## [Work instructions]
Retype the records below exactly as they appear, but leave out any pictures.

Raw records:
━━━━━━━━

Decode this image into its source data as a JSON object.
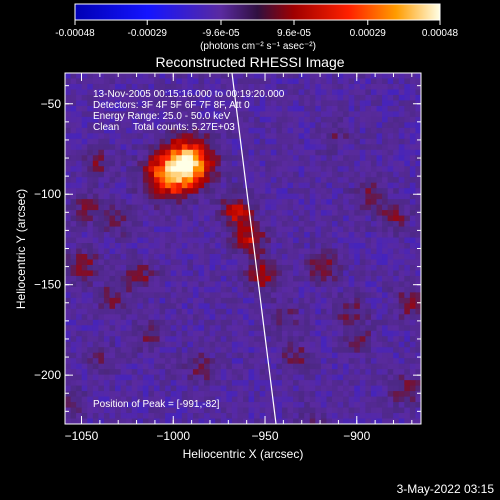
{
  "chart_data": {
    "type": "heatmap",
    "title": "Reconstructed RHESSI Image",
    "xlabel": "Heliocentric X (arcsec)",
    "ylabel": "Heliocentric Y (arcsec)",
    "xlim": [
      -1059,
      -865
    ],
    "ylim": [
      -227,
      -33
    ],
    "xticks": [
      -1050,
      -1000,
      -950,
      -900
    ],
    "yticks": [
      -50,
      -100,
      -150,
      -200
    ],
    "colorbar": {
      "ticks": [
        "-0.00048",
        "-0.00029",
        "-9.6e-05",
        "9.6e-05",
        "0.00029",
        "0.00048"
      ],
      "tick_values": [
        -0.00048,
        -0.00029,
        -9.6e-05,
        9.6e-05,
        0.00029,
        0.00048
      ],
      "range": [
        -0.00048,
        0.00048
      ],
      "unit_label": "(photons cm⁻² s⁻¹ asec⁻²)"
    },
    "annotations": {
      "time": "13-Nov-2005 00:15:16.000 to 00:19:20.000",
      "detectors": "Detectors: 3F 4F 5F 6F 7F 8F, Att 0",
      "energy": "Energy Range: 25.0 - 50.0 keV",
      "clean": "Clean     Total counts: 5.27E+03",
      "peak": "Position of Peak = [-991,-82]"
    },
    "limb_line": {
      "x": [
        -968,
        -944
      ],
      "y": [
        -33,
        -227
      ]
    },
    "peak": {
      "x": -991,
      "y": -82,
      "value": 0.00048
    },
    "hot_spots": [
      {
        "x": -991,
        "y": -82,
        "value": 0.00048
      },
      {
        "x": -1003,
        "y": -90,
        "value": 0.00036
      },
      {
        "x": -965,
        "y": -110,
        "value": 0.00026
      },
      {
        "x": -958,
        "y": -125,
        "value": 0.00024
      },
      {
        "x": -951,
        "y": -145,
        "value": 0.00022
      },
      {
        "x": -1041,
        "y": -83,
        "value": 0.00014
      },
      {
        "x": -1046,
        "y": -108,
        "value": 0.00013
      },
      {
        "x": -1049,
        "y": -140,
        "value": 0.00018
      },
      {
        "x": -1033,
        "y": -158,
        "value": 0.00013
      },
      {
        "x": -1018,
        "y": -145,
        "value": 0.00015
      },
      {
        "x": -1014,
        "y": -178,
        "value": 0.00012
      },
      {
        "x": -985,
        "y": -196,
        "value": 0.00012
      },
      {
        "x": -1040,
        "y": -190,
        "value": 9e-05
      },
      {
        "x": -1055,
        "y": -215,
        "value": 8e-05
      },
      {
        "x": -912,
        "y": -68,
        "value": 9e-05
      },
      {
        "x": -893,
        "y": -100,
        "value": 0.00012
      },
      {
        "x": -880,
        "y": -113,
        "value": 0.00014
      },
      {
        "x": -918,
        "y": -140,
        "value": 0.00017
      },
      {
        "x": -903,
        "y": -165,
        "value": 0.00012
      },
      {
        "x": -871,
        "y": -160,
        "value": 0.00015
      },
      {
        "x": -933,
        "y": -190,
        "value": 0.00012
      },
      {
        "x": -899,
        "y": -180,
        "value": 0.00012
      },
      {
        "x": -873,
        "y": -208,
        "value": 0.00014
      },
      {
        "x": -940,
        "y": -168,
        "value": 0.00011
      },
      {
        "x": -925,
        "y": -225,
        "value": 9e-05
      },
      {
        "x": -1030,
        "y": -115,
        "value": 0.0001
      }
    ]
  },
  "footer": {
    "date": "3-May-2022 03:15"
  }
}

━━━━━━━━

## [Response for this exercise]
Decode this image into its source data as a JSON object.
{
  "chart_data": {
    "type": "heatmap",
    "title": "Reconstructed RHESSI Image",
    "xlabel": "Heliocentric X (arcsec)",
    "ylabel": "Heliocentric Y (arcsec)",
    "xlim": [
      -1059,
      -865
    ],
    "ylim": [
      -227,
      -33
    ],
    "xticks": [
      -1050,
      -1000,
      -950,
      -900
    ],
    "yticks": [
      -50,
      -100,
      -150,
      -200
    ],
    "colorbar": {
      "ticks": [
        "-0.00048",
        "-0.00029",
        "-9.6e-05",
        "9.6e-05",
        "0.00029",
        "0.00048"
      ],
      "tick_values": [
        -0.00048,
        -0.00029,
        -9.6e-05,
        9.6e-05,
        0.00029,
        0.00048
      ],
      "range": [
        -0.00048,
        0.00048
      ],
      "unit_label": "(photons cm⁻² s⁻¹ asec⁻²)"
    },
    "annotations": {
      "time": "13-Nov-2005 00:15:16.000 to 00:19:20.000",
      "detectors": "Detectors: 3F 4F 5F 6F 7F 8F, Att 0",
      "energy": "Energy Range: 25.0 - 50.0 keV",
      "clean": "Clean     Total counts: 5.27E+03",
      "peak": "Position of Peak = [-991,-82]"
    },
    "limb_line": {
      "x": [
        -968,
        -944
      ],
      "y": [
        -33,
        -227
      ]
    },
    "peak": {
      "x": -991,
      "y": -82,
      "value": 0.00048
    },
    "hot_spots": [
      {
        "x": -991,
        "y": -82,
        "value": 0.00048
      },
      {
        "x": -1003,
        "y": -90,
        "value": 0.00036
      },
      {
        "x": -965,
        "y": -110,
        "value": 0.00026
      },
      {
        "x": -958,
        "y": -125,
        "value": 0.00024
      },
      {
        "x": -951,
        "y": -145,
        "value": 0.00022
      },
      {
        "x": -1041,
        "y": -83,
        "value": 0.00014
      },
      {
        "x": -1046,
        "y": -108,
        "value": 0.00013
      },
      {
        "x": -1049,
        "y": -140,
        "value": 0.00018
      },
      {
        "x": -1033,
        "y": -158,
        "value": 0.00013
      },
      {
        "x": -1018,
        "y": -145,
        "value": 0.00015
      },
      {
        "x": -1014,
        "y": -178,
        "value": 0.00012
      },
      {
        "x": -985,
        "y": -196,
        "value": 0.00012
      },
      {
        "x": -1040,
        "y": -190,
        "value": 9e-05
      },
      {
        "x": -1055,
        "y": -215,
        "value": 8e-05
      },
      {
        "x": -912,
        "y": -68,
        "value": 9e-05
      },
      {
        "x": -893,
        "y": -100,
        "value": 0.00012
      },
      {
        "x": -880,
        "y": -113,
        "value": 0.00014
      },
      {
        "x": -918,
        "y": -140,
        "value": 0.00017
      },
      {
        "x": -903,
        "y": -165,
        "value": 0.00012
      },
      {
        "x": -871,
        "y": -160,
        "value": 0.00015
      },
      {
        "x": -933,
        "y": -190,
        "value": 0.00012
      },
      {
        "x": -899,
        "y": -180,
        "value": 0.00012
      },
      {
        "x": -873,
        "y": -208,
        "value": 0.00014
      },
      {
        "x": -940,
        "y": -168,
        "value": 0.00011
      },
      {
        "x": -925,
        "y": -225,
        "value": 9e-05
      },
      {
        "x": -1030,
        "y": -115,
        "value": 0.0001
      }
    ]
  },
  "footer": {
    "date": "3-May-2022 03:15"
  }
}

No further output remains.